Problem requirements>
Repeat the listing in full, preserving every character.

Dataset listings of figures
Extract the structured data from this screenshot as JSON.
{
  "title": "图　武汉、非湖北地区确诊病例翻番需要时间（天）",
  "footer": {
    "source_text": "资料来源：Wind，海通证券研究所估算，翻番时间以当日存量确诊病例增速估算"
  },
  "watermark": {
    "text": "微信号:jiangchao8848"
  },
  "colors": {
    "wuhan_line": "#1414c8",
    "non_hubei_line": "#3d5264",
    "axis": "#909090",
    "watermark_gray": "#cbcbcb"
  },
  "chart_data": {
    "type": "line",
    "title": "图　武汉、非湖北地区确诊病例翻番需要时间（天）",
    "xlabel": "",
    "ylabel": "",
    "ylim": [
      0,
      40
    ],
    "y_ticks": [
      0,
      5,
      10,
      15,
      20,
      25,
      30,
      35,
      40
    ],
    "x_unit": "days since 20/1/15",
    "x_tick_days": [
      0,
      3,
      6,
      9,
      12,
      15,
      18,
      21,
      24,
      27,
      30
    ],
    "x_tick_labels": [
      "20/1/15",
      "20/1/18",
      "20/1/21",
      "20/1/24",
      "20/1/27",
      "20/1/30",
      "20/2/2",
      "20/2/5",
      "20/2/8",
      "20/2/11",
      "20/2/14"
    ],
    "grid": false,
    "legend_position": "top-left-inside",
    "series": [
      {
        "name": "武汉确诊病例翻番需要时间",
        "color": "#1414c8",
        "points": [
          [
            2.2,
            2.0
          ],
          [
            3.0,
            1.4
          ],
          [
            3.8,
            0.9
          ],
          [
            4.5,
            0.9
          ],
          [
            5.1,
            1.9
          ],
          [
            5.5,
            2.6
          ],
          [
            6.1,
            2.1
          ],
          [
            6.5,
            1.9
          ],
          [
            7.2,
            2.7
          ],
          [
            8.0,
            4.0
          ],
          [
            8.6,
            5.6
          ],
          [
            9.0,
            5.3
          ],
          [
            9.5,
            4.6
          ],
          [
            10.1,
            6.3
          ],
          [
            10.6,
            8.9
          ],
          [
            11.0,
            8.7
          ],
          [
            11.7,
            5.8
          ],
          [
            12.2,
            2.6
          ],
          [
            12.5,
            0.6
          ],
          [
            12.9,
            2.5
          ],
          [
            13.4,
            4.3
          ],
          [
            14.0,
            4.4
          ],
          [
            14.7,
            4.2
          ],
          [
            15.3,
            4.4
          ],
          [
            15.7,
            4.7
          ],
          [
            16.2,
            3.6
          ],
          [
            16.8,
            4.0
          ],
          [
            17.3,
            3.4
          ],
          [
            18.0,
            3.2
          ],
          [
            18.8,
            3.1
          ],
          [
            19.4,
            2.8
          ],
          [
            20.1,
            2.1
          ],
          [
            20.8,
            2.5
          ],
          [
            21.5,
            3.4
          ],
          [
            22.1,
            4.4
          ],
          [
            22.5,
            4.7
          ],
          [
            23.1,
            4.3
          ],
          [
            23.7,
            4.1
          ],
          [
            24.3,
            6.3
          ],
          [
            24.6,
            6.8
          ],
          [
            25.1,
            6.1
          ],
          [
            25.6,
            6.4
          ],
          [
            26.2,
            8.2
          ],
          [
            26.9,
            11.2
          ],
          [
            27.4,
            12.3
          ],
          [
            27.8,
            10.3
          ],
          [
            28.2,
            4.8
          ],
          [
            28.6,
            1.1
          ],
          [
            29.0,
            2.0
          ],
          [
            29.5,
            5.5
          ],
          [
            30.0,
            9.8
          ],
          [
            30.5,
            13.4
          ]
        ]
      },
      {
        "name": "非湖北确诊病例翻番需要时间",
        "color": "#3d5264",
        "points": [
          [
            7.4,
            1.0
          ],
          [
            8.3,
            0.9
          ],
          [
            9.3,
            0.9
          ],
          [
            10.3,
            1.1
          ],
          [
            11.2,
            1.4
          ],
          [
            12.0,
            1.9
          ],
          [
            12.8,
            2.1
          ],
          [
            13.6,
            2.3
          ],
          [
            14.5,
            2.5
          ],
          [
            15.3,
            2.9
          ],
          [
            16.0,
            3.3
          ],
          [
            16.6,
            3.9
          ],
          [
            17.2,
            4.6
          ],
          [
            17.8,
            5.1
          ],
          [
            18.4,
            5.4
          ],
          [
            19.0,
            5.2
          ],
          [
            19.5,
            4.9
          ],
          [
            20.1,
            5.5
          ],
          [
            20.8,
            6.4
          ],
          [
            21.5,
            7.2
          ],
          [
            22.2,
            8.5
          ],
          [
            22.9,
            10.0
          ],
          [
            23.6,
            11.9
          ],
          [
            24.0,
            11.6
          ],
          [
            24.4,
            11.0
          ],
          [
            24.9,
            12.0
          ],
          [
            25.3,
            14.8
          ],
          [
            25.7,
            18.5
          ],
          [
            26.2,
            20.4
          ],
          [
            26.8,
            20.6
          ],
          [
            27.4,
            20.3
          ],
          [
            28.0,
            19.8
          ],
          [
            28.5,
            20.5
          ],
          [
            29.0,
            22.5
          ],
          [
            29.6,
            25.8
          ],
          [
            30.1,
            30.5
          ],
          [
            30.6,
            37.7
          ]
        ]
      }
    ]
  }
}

Answer>
Extract the structured data from this screenshot as JSON.
{
  "title": "图　武汉、非湖北地区确诊病例翻番需要时间（天）",
  "footer": {
    "source_text": "资料来源：Wind，海通证券研究所估算，翻番时间以当日存量确诊病例增速估算"
  },
  "watermark": {
    "text": "微信号:jiangchao8848"
  },
  "colors": {
    "wuhan_line": "#1414c8",
    "non_hubei_line": "#3d5264",
    "axis": "#909090",
    "watermark_gray": "#cbcbcb"
  },
  "chart_data": {
    "type": "line",
    "title": "图　武汉、非湖北地区确诊病例翻番需要时间（天）",
    "xlabel": "",
    "ylabel": "",
    "ylim": [
      0,
      40
    ],
    "y_ticks": [
      0,
      5,
      10,
      15,
      20,
      25,
      30,
      35,
      40
    ],
    "x_unit": "days since 20/1/15",
    "x_tick_days": [
      0,
      3,
      6,
      9,
      12,
      15,
      18,
      21,
      24,
      27,
      30
    ],
    "x_tick_labels": [
      "20/1/15",
      "20/1/18",
      "20/1/21",
      "20/1/24",
      "20/1/27",
      "20/1/30",
      "20/2/2",
      "20/2/5",
      "20/2/8",
      "20/2/11",
      "20/2/14"
    ],
    "grid": false,
    "legend_position": "top-left-inside",
    "series": [
      {
        "name": "武汉确诊病例翻番需要时间",
        "color": "#1414c8",
        "points": [
          [
            2.2,
            2.0
          ],
          [
            3.0,
            1.4
          ],
          [
            3.8,
            0.9
          ],
          [
            4.5,
            0.9
          ],
          [
            5.1,
            1.9
          ],
          [
            5.5,
            2.6
          ],
          [
            6.1,
            2.1
          ],
          [
            6.5,
            1.9
          ],
          [
            7.2,
            2.7
          ],
          [
            8.0,
            4.0
          ],
          [
            8.6,
            5.6
          ],
          [
            9.0,
            5.3
          ],
          [
            9.5,
            4.6
          ],
          [
            10.1,
            6.3
          ],
          [
            10.6,
            8.9
          ],
          [
            11.0,
            8.7
          ],
          [
            11.7,
            5.8
          ],
          [
            12.2,
            2.6
          ],
          [
            12.5,
            0.6
          ],
          [
            12.9,
            2.5
          ],
          [
            13.4,
            4.3
          ],
          [
            14.0,
            4.4
          ],
          [
            14.7,
            4.2
          ],
          [
            15.3,
            4.4
          ],
          [
            15.7,
            4.7
          ],
          [
            16.2,
            3.6
          ],
          [
            16.8,
            4.0
          ],
          [
            17.3,
            3.4
          ],
          [
            18.0,
            3.2
          ],
          [
            18.8,
            3.1
          ],
          [
            19.4,
            2.8
          ],
          [
            20.1,
            2.1
          ],
          [
            20.8,
            2.5
          ],
          [
            21.5,
            3.4
          ],
          [
            22.1,
            4.4
          ],
          [
            22.5,
            4.7
          ],
          [
            23.1,
            4.3
          ],
          [
            23.7,
            4.1
          ],
          [
            24.3,
            6.3
          ],
          [
            24.6,
            6.8
          ],
          [
            25.1,
            6.1
          ],
          [
            25.6,
            6.4
          ],
          [
            26.2,
            8.2
          ],
          [
            26.9,
            11.2
          ],
          [
            27.4,
            12.3
          ],
          [
            27.8,
            10.3
          ],
          [
            28.2,
            4.8
          ],
          [
            28.6,
            1.1
          ],
          [
            29.0,
            2.0
          ],
          [
            29.5,
            5.5
          ],
          [
            30.0,
            9.8
          ],
          [
            30.5,
            13.4
          ]
        ]
      },
      {
        "name": "非湖北确诊病例翻番需要时间",
        "color": "#3d5264",
        "points": [
          [
            7.4,
            1.0
          ],
          [
            8.3,
            0.9
          ],
          [
            9.3,
            0.9
          ],
          [
            10.3,
            1.1
          ],
          [
            11.2,
            1.4
          ],
          [
            12.0,
            1.9
          ],
          [
            12.8,
            2.1
          ],
          [
            13.6,
            2.3
          ],
          [
            14.5,
            2.5
          ],
          [
            15.3,
            2.9
          ],
          [
            16.0,
            3.3
          ],
          [
            16.6,
            3.9
          ],
          [
            17.2,
            4.6
          ],
          [
            17.8,
            5.1
          ],
          [
            18.4,
            5.4
          ],
          [
            19.0,
            5.2
          ],
          [
            19.5,
            4.9
          ],
          [
            20.1,
            5.5
          ],
          [
            20.8,
            6.4
          ],
          [
            21.5,
            7.2
          ],
          [
            22.2,
            8.5
          ],
          [
            22.9,
            10.0
          ],
          [
            23.6,
            11.9
          ],
          [
            24.0,
            11.6
          ],
          [
            24.4,
            11.0
          ],
          [
            24.9,
            12.0
          ],
          [
            25.3,
            14.8
          ],
          [
            25.7,
            18.5
          ],
          [
            26.2,
            20.4
          ],
          [
            26.8,
            20.6
          ],
          [
            27.4,
            20.3
          ],
          [
            28.0,
            19.8
          ],
          [
            28.5,
            20.5
          ],
          [
            29.0,
            22.5
          ],
          [
            29.6,
            25.8
          ],
          [
            30.1,
            30.5
          ],
          [
            30.6,
            37.7
          ]
        ]
      }
    ]
  }
}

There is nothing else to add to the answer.